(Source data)
☆ ☆ ☆ ☆
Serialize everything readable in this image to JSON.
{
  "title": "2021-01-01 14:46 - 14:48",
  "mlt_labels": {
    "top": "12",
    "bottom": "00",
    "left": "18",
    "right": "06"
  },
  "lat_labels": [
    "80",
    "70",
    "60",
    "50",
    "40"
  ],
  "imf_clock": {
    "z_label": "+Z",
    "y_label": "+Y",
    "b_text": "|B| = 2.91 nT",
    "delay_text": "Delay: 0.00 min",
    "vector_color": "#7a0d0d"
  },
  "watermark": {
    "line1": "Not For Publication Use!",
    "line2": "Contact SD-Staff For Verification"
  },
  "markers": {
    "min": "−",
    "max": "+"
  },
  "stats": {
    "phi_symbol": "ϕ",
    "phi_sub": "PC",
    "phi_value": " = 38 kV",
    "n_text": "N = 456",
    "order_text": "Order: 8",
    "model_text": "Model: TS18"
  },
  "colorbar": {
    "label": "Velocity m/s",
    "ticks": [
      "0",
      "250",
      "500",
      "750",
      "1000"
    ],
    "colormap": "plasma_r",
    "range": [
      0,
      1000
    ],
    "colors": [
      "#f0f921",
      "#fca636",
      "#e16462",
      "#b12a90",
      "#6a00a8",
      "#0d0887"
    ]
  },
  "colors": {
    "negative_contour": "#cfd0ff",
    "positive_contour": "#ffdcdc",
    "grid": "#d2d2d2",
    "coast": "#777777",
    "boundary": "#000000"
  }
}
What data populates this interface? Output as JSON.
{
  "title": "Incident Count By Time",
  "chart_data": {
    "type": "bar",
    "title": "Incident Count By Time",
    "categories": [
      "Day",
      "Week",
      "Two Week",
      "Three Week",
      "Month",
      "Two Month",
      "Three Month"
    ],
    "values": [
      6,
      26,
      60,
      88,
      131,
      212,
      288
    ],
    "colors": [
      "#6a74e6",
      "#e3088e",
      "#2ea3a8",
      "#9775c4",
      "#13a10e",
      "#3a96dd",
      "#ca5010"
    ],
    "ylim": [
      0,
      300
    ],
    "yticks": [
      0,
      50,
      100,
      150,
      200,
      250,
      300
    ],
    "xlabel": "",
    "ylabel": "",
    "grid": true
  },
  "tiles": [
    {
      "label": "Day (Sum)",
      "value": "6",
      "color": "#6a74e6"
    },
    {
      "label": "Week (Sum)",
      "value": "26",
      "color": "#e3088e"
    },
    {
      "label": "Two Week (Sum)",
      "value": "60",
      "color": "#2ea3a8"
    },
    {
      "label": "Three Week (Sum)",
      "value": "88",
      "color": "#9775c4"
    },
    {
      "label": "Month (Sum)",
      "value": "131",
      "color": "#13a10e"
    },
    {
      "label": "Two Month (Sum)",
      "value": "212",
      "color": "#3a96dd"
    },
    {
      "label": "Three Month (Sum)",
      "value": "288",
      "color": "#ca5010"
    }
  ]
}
☆ ☆ ☆ ☆
### WRITTEN EXERCISE
Check each line of these records for the string "Time" and state only how many lines have it.

### SOLUTION TO THE PROBLEM
2